Could you print all the entries exactly?

Records supplied ->
══════════
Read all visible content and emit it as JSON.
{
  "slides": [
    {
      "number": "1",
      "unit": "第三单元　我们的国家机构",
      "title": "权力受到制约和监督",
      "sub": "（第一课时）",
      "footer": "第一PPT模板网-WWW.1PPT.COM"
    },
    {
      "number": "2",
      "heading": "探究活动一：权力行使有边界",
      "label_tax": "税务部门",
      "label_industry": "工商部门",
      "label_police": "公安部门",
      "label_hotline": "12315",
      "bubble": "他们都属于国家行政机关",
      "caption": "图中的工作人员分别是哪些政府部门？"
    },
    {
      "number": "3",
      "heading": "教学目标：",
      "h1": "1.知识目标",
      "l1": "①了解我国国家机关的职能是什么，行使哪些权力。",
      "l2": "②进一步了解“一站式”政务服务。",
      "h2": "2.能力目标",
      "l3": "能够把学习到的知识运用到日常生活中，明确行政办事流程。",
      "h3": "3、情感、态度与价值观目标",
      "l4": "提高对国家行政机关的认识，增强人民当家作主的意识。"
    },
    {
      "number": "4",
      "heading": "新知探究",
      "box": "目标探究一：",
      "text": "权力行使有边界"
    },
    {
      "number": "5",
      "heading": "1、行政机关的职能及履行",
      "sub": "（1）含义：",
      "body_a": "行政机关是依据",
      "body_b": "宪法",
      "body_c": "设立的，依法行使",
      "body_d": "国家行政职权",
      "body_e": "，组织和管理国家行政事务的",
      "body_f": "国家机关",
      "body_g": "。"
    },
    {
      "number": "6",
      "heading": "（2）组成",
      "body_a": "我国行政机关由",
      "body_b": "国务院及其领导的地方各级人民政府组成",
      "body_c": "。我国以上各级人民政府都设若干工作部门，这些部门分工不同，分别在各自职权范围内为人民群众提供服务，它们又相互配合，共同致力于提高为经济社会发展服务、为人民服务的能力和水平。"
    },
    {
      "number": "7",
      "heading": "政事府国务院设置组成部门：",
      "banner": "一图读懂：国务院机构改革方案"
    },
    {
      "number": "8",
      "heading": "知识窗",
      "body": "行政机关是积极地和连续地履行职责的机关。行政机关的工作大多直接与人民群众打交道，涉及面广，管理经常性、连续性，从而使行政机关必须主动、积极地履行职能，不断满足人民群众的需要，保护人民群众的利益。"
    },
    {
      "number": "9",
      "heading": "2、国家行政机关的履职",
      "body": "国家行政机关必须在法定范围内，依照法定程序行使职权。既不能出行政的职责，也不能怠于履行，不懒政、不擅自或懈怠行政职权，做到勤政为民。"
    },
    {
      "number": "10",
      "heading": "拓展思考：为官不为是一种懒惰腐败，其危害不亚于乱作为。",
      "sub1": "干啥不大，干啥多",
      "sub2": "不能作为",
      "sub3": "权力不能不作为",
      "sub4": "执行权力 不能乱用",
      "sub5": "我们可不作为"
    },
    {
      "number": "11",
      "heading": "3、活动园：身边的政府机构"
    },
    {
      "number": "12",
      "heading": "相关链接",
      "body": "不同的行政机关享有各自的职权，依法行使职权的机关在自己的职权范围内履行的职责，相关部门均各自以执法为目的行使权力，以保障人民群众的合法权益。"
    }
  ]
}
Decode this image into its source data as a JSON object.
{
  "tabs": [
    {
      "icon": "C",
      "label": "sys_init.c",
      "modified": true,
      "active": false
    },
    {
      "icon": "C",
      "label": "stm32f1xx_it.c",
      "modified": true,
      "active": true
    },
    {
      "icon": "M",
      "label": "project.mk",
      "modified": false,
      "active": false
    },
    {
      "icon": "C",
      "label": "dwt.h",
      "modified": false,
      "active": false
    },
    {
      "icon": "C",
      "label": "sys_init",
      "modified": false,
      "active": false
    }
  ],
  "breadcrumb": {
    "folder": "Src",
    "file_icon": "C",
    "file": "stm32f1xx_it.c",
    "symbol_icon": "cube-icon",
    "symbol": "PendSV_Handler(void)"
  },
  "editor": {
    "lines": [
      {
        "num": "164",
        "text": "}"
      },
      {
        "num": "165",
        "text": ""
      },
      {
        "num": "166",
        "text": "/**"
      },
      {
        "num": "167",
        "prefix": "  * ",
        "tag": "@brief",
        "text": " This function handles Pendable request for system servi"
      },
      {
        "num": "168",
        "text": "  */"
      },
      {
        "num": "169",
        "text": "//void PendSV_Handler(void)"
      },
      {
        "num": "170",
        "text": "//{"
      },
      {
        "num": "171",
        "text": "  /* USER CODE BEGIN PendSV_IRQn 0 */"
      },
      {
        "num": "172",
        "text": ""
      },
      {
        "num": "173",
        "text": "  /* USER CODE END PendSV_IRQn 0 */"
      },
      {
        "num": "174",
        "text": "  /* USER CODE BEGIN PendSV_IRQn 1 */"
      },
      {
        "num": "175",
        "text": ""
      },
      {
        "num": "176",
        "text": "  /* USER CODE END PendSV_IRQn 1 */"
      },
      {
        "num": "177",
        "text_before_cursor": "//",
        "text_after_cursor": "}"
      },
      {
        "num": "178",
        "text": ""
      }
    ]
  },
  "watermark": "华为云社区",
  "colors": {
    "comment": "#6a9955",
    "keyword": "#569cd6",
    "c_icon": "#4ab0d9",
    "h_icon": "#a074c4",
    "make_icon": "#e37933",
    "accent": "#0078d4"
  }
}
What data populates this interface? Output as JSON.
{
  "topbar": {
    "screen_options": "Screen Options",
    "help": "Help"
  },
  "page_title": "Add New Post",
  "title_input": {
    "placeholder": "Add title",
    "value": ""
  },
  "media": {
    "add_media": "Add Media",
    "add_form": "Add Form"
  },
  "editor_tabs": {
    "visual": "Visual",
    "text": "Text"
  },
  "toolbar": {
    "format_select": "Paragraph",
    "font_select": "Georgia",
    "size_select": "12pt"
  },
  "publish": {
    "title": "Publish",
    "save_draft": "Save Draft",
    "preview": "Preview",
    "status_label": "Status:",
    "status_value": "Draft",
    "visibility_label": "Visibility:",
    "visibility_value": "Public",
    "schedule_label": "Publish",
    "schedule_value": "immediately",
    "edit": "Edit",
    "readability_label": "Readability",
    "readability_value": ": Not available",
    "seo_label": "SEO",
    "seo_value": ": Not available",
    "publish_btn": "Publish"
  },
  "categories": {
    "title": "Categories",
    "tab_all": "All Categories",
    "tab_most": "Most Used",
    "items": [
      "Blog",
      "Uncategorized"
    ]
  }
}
══════════
Worked answer ->
Read all visible content and emit it as JSON.
{
  "slides": [
    {
      "number": "1",
      "unit": "第三单元　我们的国家机构",
      "title": "权力受到制约和监督",
      "sub": "（第一课时）",
      "footer": "第一PPT模板网-WWW.1PPT.COM"
    },
    {
      "number": "2",
      "heading": "探究活动一：权力行使有边界",
      "label_tax": "税务部门",
      "label_industry": "工商部门",
      "label_police": "公安部门",
      "label_hotline": "12315",
      "bubble": "他们都属于国家行政机关",
      "caption": "图中的工作人员分别是哪些政府部门？"
    },
    {
      "number": "3",
      "heading": "教学目标：",
      "h1": "1.知识目标",
      "l1": "①了解我国国家机关的职能是什么，行使哪些权力。",
      "l2": "②进一步了解“一站式”政务服务。",
      "h2": "2.能力目标",
      "l3": "能够把学习到的知识运用到日常生活中，明确行政办事流程。",
      "h3": "3、情感、态度与价值观目标",
      "l4": "提高对国家行政机关的认识，增强人民当家作主的意识。"
    },
    {
      "number": "4",
      "heading": "新知探究",
      "box": "目标探究一：",
      "text": "权力行使有边界"
    },
    {
      "number": "5",
      "heading": "1、行政机关的职能及履行",
      "sub": "（1）含义：",
      "body_a": "行政机关是依据",
      "body_b": "宪法",
      "body_c": "设立的，依法行使",
      "body_d": "国家行政职权",
      "body_e": "，组织和管理国家行政事务的",
      "body_f": "国家机关",
      "body_g": "。"
    },
    {
      "number": "6",
      "heading": "（2）组成",
      "body_a": "我国行政机关由",
      "body_b": "国务院及其领导的地方各级人民政府组成",
      "body_c": "。我国以上各级人民政府都设若干工作部门，这些部门分工不同，分别在各自职权范围内为人民群众提供服务，它们又相互配合，共同致力于提高为经济社会发展服务、为人民服务的能力和水平。"
    },
    {
      "number": "7",
      "heading": "政事府国务院设置组成部门：",
      "banner": "一图读懂：国务院机构改革方案"
    },
    {
      "number": "8",
      "heading": "知识窗",
      "body": "行政机关是积极地和连续地履行职责的机关。行政机关的工作大多直接与人民群众打交道，涉及面广，管理经常性、连续性，从而使行政机关必须主动、积极地履行职能，不断满足人民群众的需要，保护人民群众的利益。"
    },
    {
      "number": "9",
      "heading": "2、国家行政机关的履职",
      "body": "国家行政机关必须在法定范围内，依照法定程序行使职权。既不能出行政的职责，也不能怠于履行，不懒政、不擅自或懈怠行政职权，做到勤政为民。"
    },
    {
      "number": "10",
      "heading": "拓展思考：为官不为是一种懒惰腐败，其危害不亚于乱作为。",
      "sub1": "干啥不大，干啥多",
      "sub2": "不能作为",
      "sub3": "权力不能不作为",
      "sub4": "执行权力 不能乱用",
      "sub5": "我们可不作为"
    },
    {
      "number": "11",
      "heading": "3、活动园：身边的政府机构"
    },
    {
      "number": "12",
      "heading": "相关链接",
      "body": "不同的行政机关享有各自的职权，依法行使职权的机关在自己的职权范围内履行的职责，相关部门均各自以执法为目的行使权力，以保障人民群众的合法权益。"
    }
  ]
}
Decode this image into its source data as a JSON object.
{
  "tabs": [
    {
      "icon": "C",
      "label": "sys_init.c",
      "modified": true,
      "active": false
    },
    {
      "icon": "C",
      "label": "stm32f1xx_it.c",
      "modified": true,
      "active": true
    },
    {
      "icon": "M",
      "label": "project.mk",
      "modified": false,
      "active": false
    },
    {
      "icon": "C",
      "label": "dwt.h",
      "modified": false,
      "active": false
    },
    {
      "icon": "C",
      "label": "sys_init",
      "modified": false,
      "active": false
    }
  ],
  "breadcrumb": {
    "folder": "Src",
    "file_icon": "C",
    "file": "stm32f1xx_it.c",
    "symbol_icon": "cube-icon",
    "symbol": "PendSV_Handler(void)"
  },
  "editor": {
    "lines": [
      {
        "num": "164",
        "text": "}"
      },
      {
        "num": "165",
        "text": ""
      },
      {
        "num": "166",
        "text": "/**"
      },
      {
        "num": "167",
        "prefix": "  * ",
        "tag": "@brief",
        "text": " This function handles Pendable request for system servi"
      },
      {
        "num": "168",
        "text": "  */"
      },
      {
        "num": "169",
        "text": "//void PendSV_Handler(void)"
      },
      {
        "num": "170",
        "text": "//{"
      },
      {
        "num": "171",
        "text": "  /* USER CODE BEGIN PendSV_IRQn 0 */"
      },
      {
        "num": "172",
        "text": ""
      },
      {
        "num": "173",
        "text": "  /* USER CODE END PendSV_IRQn 0 */"
      },
      {
        "num": "174",
        "text": "  /* USER CODE BEGIN PendSV_IRQn 1 */"
      },
      {
        "num": "175",
        "text": ""
      },
      {
        "num": "176",
        "text": "  /* USER CODE END PendSV_IRQn 1 */"
      },
      {
        "num": "177",
        "text_before_cursor": "//",
        "text_after_cursor": "}"
      },
      {
        "num": "178",
        "text": ""
      }
    ]
  },
  "watermark": "华为云社区",
  "colors": {
    "comment": "#6a9955",
    "keyword": "#569cd6",
    "c_icon": "#4ab0d9",
    "h_icon": "#a074c4",
    "make_icon": "#e37933",
    "accent": "#0078d4"
  }
}
What data populates this interface? Output as JSON.
{
  "topbar": {
    "screen_options": "Screen Options",
    "help": "Help"
  },
  "page_title": "Add New Post",
  "title_input": {
    "placeholder": "Add title",
    "value": ""
  },
  "media": {
    "add_media": "Add Media",
    "add_form": "Add Form"
  },
  "editor_tabs": {
    "visual": "Visual",
    "text": "Text"
  },
  "toolbar": {
    "format_select": "Paragraph",
    "font_select": "Georgia",
    "size_select": "12pt"
  },
  "publish": {
    "title": "Publish",
    "save_draft": "Save Draft",
    "preview": "Preview",
    "status_label": "Status:",
    "status_value": "Draft",
    "visibility_label": "Visibility:",
    "visibility_value": "Public",
    "schedule_label": "Publish",
    "schedule_value": "immediately",
    "edit": "Edit",
    "readability_label": "Readability",
    "readability_value": ": Not available",
    "seo_label": "SEO",
    "seo_value": ": Not available",
    "publish_btn": "Publish"
  },
  "categories": {
    "title": "Categories",
    "tab_all": "All Categories",
    "tab_most": "Most Used",
    "items": [
      "Blog",
      "Uncategorized"
    ]
  }
}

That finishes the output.